Setting up a free Oracle Database for Perl development

I recently added Oracle Database support to SQL::Inserter (check it out if you'd like simple to use, high-performance inserting to SQL databases). I had not used an Oracle Database since my uni days 20 years ago, so I had to set one up to test it.

Even though Oracle provides a free development DB, the process is not as simple as Postgres/MySQL etc., so I thought I'd document it for future reference.

There are basically two ways you can go, with Oracle providing instructions either for a VirtualBox VM, or Docker. For the purposes of this article, we'll use VirtualBox. If you prefer Docker, you can follow Oracle's instructions and skip the next section.

Setting up the Oracle VM

Oracle provides instructions for setting up a VM with their latest 23c Database.

To sum up, you download and install VirtualBox, as well as the 23c VM image (.ova).

Launch VirtualBox, go to File->Import Appliance and select the .ova file that you just downloaded. You can leave the defaults for the import.

Start the Oracle Linux based VM.

Setting up Perl DBI/DBD::Oracle

Open a terminal on the Oracle VM. You have sudo powers (password is oracle), but first we'll need to set up the ORACLE_SID and ORACLE_HOME environment variables. To determine what they should be do:

> cat /etc/oratab

You are looking for an uncommented line with three parts separated by colons, on this VM it is: FREE:/opt/oracle/product/23c/dbhomeFree:Y, with the first part being the SID, the second being the HOME. We can add these to our .bashrc:

 > echo 'export ORACLE_SID=FREE' >> ~/.bashrc
 > echo 'export ORACLE_HOME=/opt/oracle/product/23c/dbhomeFree' >> ~/.bashrc
 > echo 'export LD_LIBRARY_PATH=$ORACLE_HOME/lib' >> ~/.bashrc
 > source ~/.bashrc

We can now install the required libaio and cpanm - using the latter to install the CPAN packages:

> sudo yum install -y libaio-devel perl-App-cpanminus
> sudo -E bash -c 'cpanm -n DBI DBD::Oracle'

The -E parameter passes the env variables we set up above. We are all set to start development.

Note that this Oracle Linux VM comes with Perl 5.26, if you want a more recent version, you could use use Perlbrew.

Connecting to the DB using Perl/DBI

The html page that opens on the first launch of the Oracle VM gives you the db and user names already set up. Using those, you can connect to the DB through Perl/DBI with the DBD::Oracle driver:


#!/usr/bin/env perl
use strict;
use warnings;

use DBI;

# Connect to the pre-created PDB 'freepdb1'
my $dbname = "freepdb1";
my $user   = "hr";
my $pass   = "oracle";
my $dbh    = DBI->connect("dbi:Oracle:$dbname", $user, $pass);

# Or connect to the CDB 'free'
my $user = "system";
my $pass = "oracle";
my $sid  = "free";
my $dbh  = DBI->connect("dbi:Oracle:host=localhost;sid=$sid", $user, $pass);

SQL::Inserter for faster/multi-row inserting

SQL::Inserter is new CPAN module based on what we are using at SpareRoom to easily manage buffered inserts, as well as to replace SQL::Abstract's slow insert method.

-------

» **Goals**
**1)** Write out the part of the Oracle setup guide between "Even though Oracle" and "Linux based VM.", inclusive.
**2)** In the Oracle setup guide, why is the -E parameter included when cpanm is run with sudo?
**3)** Do these statements agree with the Oracle setup guide? Answer yes or no for each, and quote the words that decide it.
(a) The sudo password on the VM is "oracle".
(b) The Oracle Linux VM comes with Perl 5.36.
(c) Setting up Oracle's free development database is as simple as setting up Postgres or MySQL.
The rows after this point play no part in any of this work.

-------

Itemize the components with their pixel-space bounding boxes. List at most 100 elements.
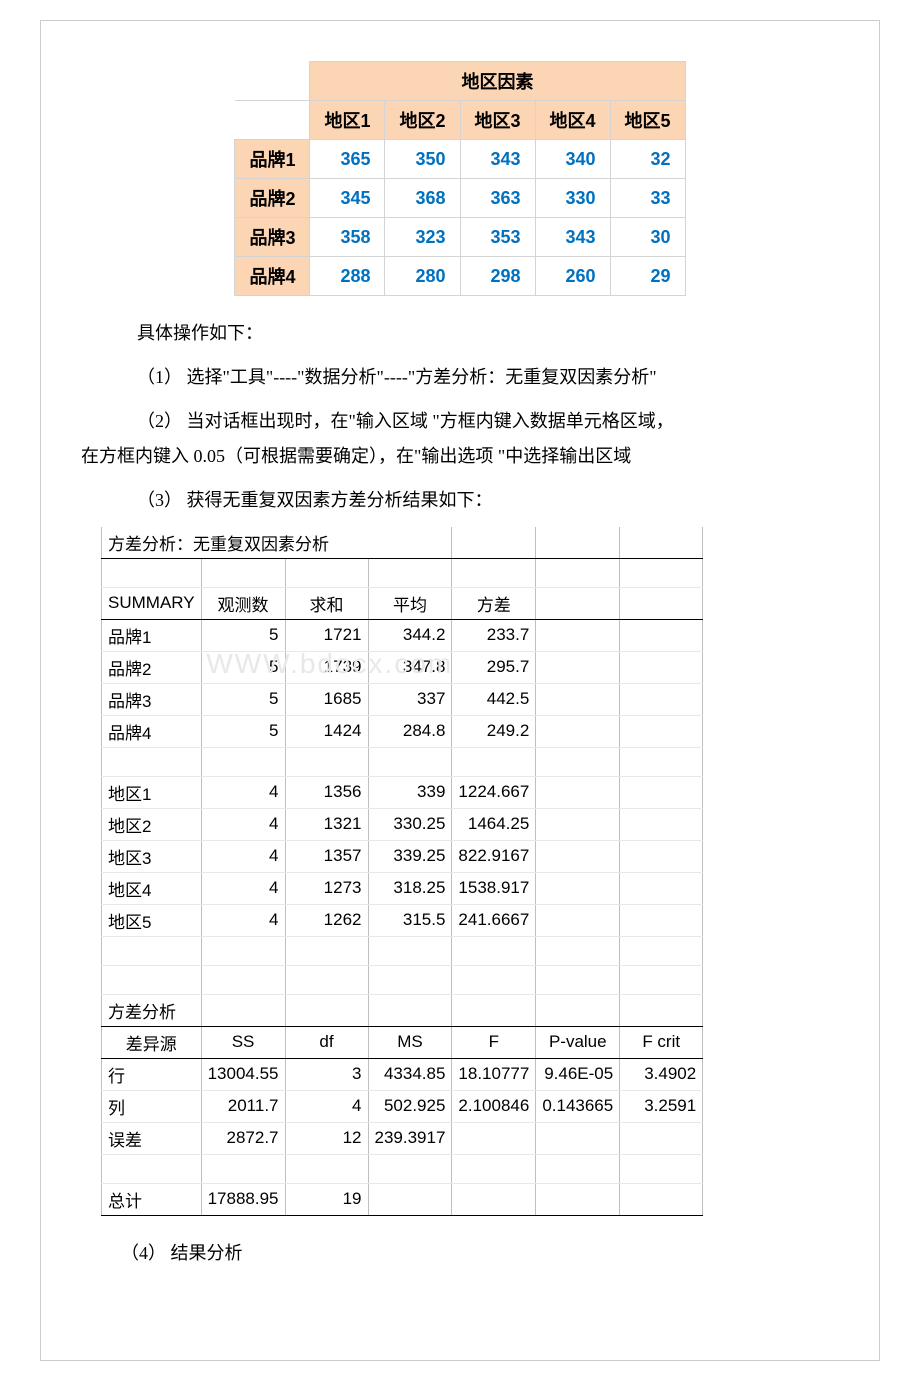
- col-header: 地区4: [535, 101, 610, 140]
- table-cell: 323: [385, 218, 460, 257]
- anova-header: df: [285, 1026, 368, 1058]
- summary-header: 求和: [285, 587, 368, 619]
- anova-header: P-value: [536, 1026, 620, 1058]
- summary-cell: 1357: [285, 840, 368, 872]
- anova-cell: 0.143665: [536, 1090, 620, 1122]
- region-brand-data-table: 地区因素 地区1 地区2 地区3 地区4 地区5 品牌1 365 350 343…: [234, 61, 685, 296]
- summary-cell: 4: [201, 872, 285, 904]
- summary-cell: 1224.667: [452, 776, 536, 808]
- summary-cell: 347.8: [368, 651, 452, 683]
- anova-row-label: 列: [102, 1090, 202, 1122]
- table-corner-cell: [235, 101, 310, 140]
- table-row: 品牌3 358 323 353 343 30: [235, 218, 685, 257]
- step2b-text: 在方框内键入 0.05（可根据需要确定），在"输出选项 "中选择输出区域: [81, 439, 839, 473]
- anova-row-label: 行: [102, 1058, 202, 1090]
- table-cell: 345: [310, 179, 385, 218]
- summary-row-label: 地区3: [102, 840, 202, 872]
- table-cell: 350: [385, 140, 460, 179]
- empty-cell: [452, 527, 536, 559]
- anova-cell: 4334.85: [368, 1058, 452, 1090]
- empty-cell: [536, 587, 620, 619]
- anova-cell: 9.46E-05: [536, 1058, 620, 1090]
- row-header: 品牌2: [235, 179, 310, 218]
- summary-row-label: 品牌3: [102, 683, 202, 715]
- column-header-row: 地区1 地区2 地区3 地区4 地区5: [235, 101, 685, 140]
- summary-row-label: 品牌2: [102, 651, 202, 683]
- row-header: 品牌3: [235, 218, 310, 257]
- summary-cell: 5: [201, 715, 285, 747]
- anova-output-table: 方差分析：无重复双因素分析 SUMMARY 观测数 求和 平均 方差 品牌1 5…: [101, 527, 703, 1216]
- intro-text: 具体操作如下：: [101, 316, 839, 350]
- table-cell: 368: [385, 179, 460, 218]
- anova-title: 方差分析：无重复双因素分析: [102, 527, 452, 559]
- summary-cell: 4: [201, 904, 285, 936]
- anova-cell: [536, 1122, 620, 1154]
- summary-cell: 330.25: [368, 808, 452, 840]
- step2a-text: （2） 当对话框出现时，在"输入区域 "方框内键入数据单元格区域，: [101, 404, 839, 438]
- table-cell: 33: [610, 179, 685, 218]
- summary-cell: 5: [201, 619, 285, 651]
- summary-row-label: 地区4: [102, 872, 202, 904]
- table-cell: 32: [610, 140, 685, 179]
- table-cell: 340: [535, 140, 610, 179]
- anova-cell: 2.100846: [452, 1090, 536, 1122]
- summary-cell: 1273: [285, 872, 368, 904]
- table-cell: 288: [310, 257, 385, 296]
- summary-row-label: 品牌1: [102, 619, 202, 651]
- empty-cell: [536, 527, 620, 559]
- anova-cell: [620, 1122, 703, 1154]
- summary-cell: 4: [201, 776, 285, 808]
- summary-cell: 337: [368, 683, 452, 715]
- document-page: 地区因素 地区1 地区2 地区3 地区4 地区5 品牌1 365 350 343…: [40, 20, 880, 1361]
- step4-text: （4） 结果分析: [121, 1236, 839, 1270]
- summary-cell: 1321: [285, 808, 368, 840]
- summary-header: 方差: [452, 587, 536, 619]
- row-header: 品牌4: [235, 257, 310, 296]
- summary-row-label: 地区5: [102, 904, 202, 936]
- anova-cell: 3.2591: [620, 1090, 703, 1122]
- anova-cell: 2872.7: [201, 1122, 285, 1154]
- table-row: 品牌1 365 350 343 340 32: [235, 140, 685, 179]
- table-cell: 29: [610, 257, 685, 296]
- anova-header: F: [452, 1026, 536, 1058]
- summary-cell: 339.25: [368, 840, 452, 872]
- table-cell: 358: [310, 218, 385, 257]
- summary-cell: 295.7: [452, 651, 536, 683]
- table-corner-cell: [235, 62, 310, 101]
- summary-cell: 1356: [285, 776, 368, 808]
- table-row: 品牌4 288 280 298 260 29: [235, 257, 685, 296]
- anova-row-label: 误差: [102, 1122, 202, 1154]
- source-label: 差异源: [102, 1026, 202, 1058]
- summary-cell: 249.2: [452, 715, 536, 747]
- summary-cell: 344.2: [368, 619, 452, 651]
- anova-cell: 2011.7: [201, 1090, 285, 1122]
- table-cell: 260: [535, 257, 610, 296]
- summary-cell: 241.6667: [452, 904, 536, 936]
- anova-cell: 17888.95: [201, 1183, 285, 1215]
- summary-cell: 1424: [285, 715, 368, 747]
- table-cell: 363: [460, 179, 535, 218]
- col-header: 地区2: [385, 101, 460, 140]
- table-cell: 30: [610, 218, 685, 257]
- merged-header: 地区因素: [310, 62, 685, 101]
- summary-label: SUMMARY: [102, 587, 202, 619]
- col-header: 地区3: [460, 101, 535, 140]
- summary-cell: 339: [368, 776, 452, 808]
- anova-cell: 12: [285, 1122, 368, 1154]
- table-cell: 298: [460, 257, 535, 296]
- summary-row-label: 地区1: [102, 776, 202, 808]
- anova-cell: 19: [285, 1183, 368, 1215]
- summary-cell: 442.5: [452, 683, 536, 715]
- table-cell: 365: [310, 140, 385, 179]
- anova-cell: 18.10777: [452, 1058, 536, 1090]
- table-cell: 343: [460, 140, 535, 179]
- anova-cell: 502.925: [368, 1090, 452, 1122]
- summary-header: 观测数: [201, 587, 285, 619]
- anova-header: F crit: [620, 1026, 703, 1058]
- summary-cell: 233.7: [452, 619, 536, 651]
- summary-cell: 1685: [285, 683, 368, 715]
- anova-cell: 3.4902: [620, 1058, 703, 1090]
- table-cell: 343: [535, 218, 610, 257]
- anova-cell: [452, 1122, 536, 1154]
- step1-text: （1） 选择"工具"----"数据分析"----"方差分析：无重复双因素分析": [101, 360, 839, 394]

-------

» **Solutions to each task**
**1)**
Even though Oracle provides a free development DB, the process is not as simple as Postgres/MySQL etc., so I thought I'd document it for future reference.

There are basically two ways you can go, with Oracle providing instructions either for a VirtualBox VM, or Docker. For the purposes of this article, we'll use VirtualBox. If you prefer Docker, you can follow Oracle's instructions and skip the next section.

Setting up the Oracle VM

Oracle provides instructions for setting up a VM with their latest 23c Database.

To sum up, you download and install VirtualBox, as well as the 23c VM image (.ova).

Launch VirtualBox, go to File->Import Appliance and select the .ova file that you just downloaded. You can leave the defaults for the import.

Start the Oracle Linux based VM.

**2)** The -E parameter passes along the environment variables that were set up earlier, such as ORACLE_SID and ORACLE_HOME.

**3)**
(a) Yes: "You have sudo powers (password is oracle)"
(b) No: "this Oracle Linux VM comes with Perl 5.26"
(c) No: "the process is not as simple as Postgres/MySQL etc."